- _GIVEN PROBLEM_
Omit every picture, then give all the entries again exactly.

- _DATASET ENTRIES_
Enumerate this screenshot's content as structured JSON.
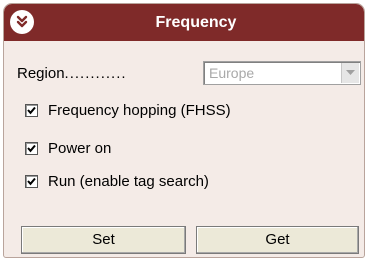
{
  "panel": {
    "title": "Frequency",
    "collapse_icon": "double-chevron-down-icon"
  },
  "region": {
    "label": "Region",
    "leader": "............",
    "selected": "Europe"
  },
  "options": [
    {
      "label": "Frequency hopping (FHSS)",
      "checked": true
    },
    {
      "label": "Power on",
      "checked": true
    },
    {
      "label": "Run (enable tag search)",
      "checked": true
    }
  ],
  "buttons": {
    "set": "Set",
    "get": "Get"
  },
  "colors": {
    "title_bar": "#7f2a29",
    "panel_bg": "#f4ebe7"
  }
}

- _EXERCISE ANSWER_
Enumerate this screenshot's content as structured JSON.
{
  "panel": {
    "title": "Frequency",
    "collapse_icon": "double-chevron-down-icon"
  },
  "region": {
    "label": "Region",
    "leader": "............",
    "selected": "Europe"
  },
  "options": [
    {
      "label": "Frequency hopping (FHSS)",
      "checked": true
    },
    {
      "label": "Power on",
      "checked": true
    },
    {
      "label": "Run (enable tag search)",
      "checked": true
    }
  ],
  "buttons": {
    "set": "Set",
    "get": "Get"
  },
  "colors": {
    "title_bar": "#7f2a29",
    "panel_bg": "#f4ebe7"
  }
}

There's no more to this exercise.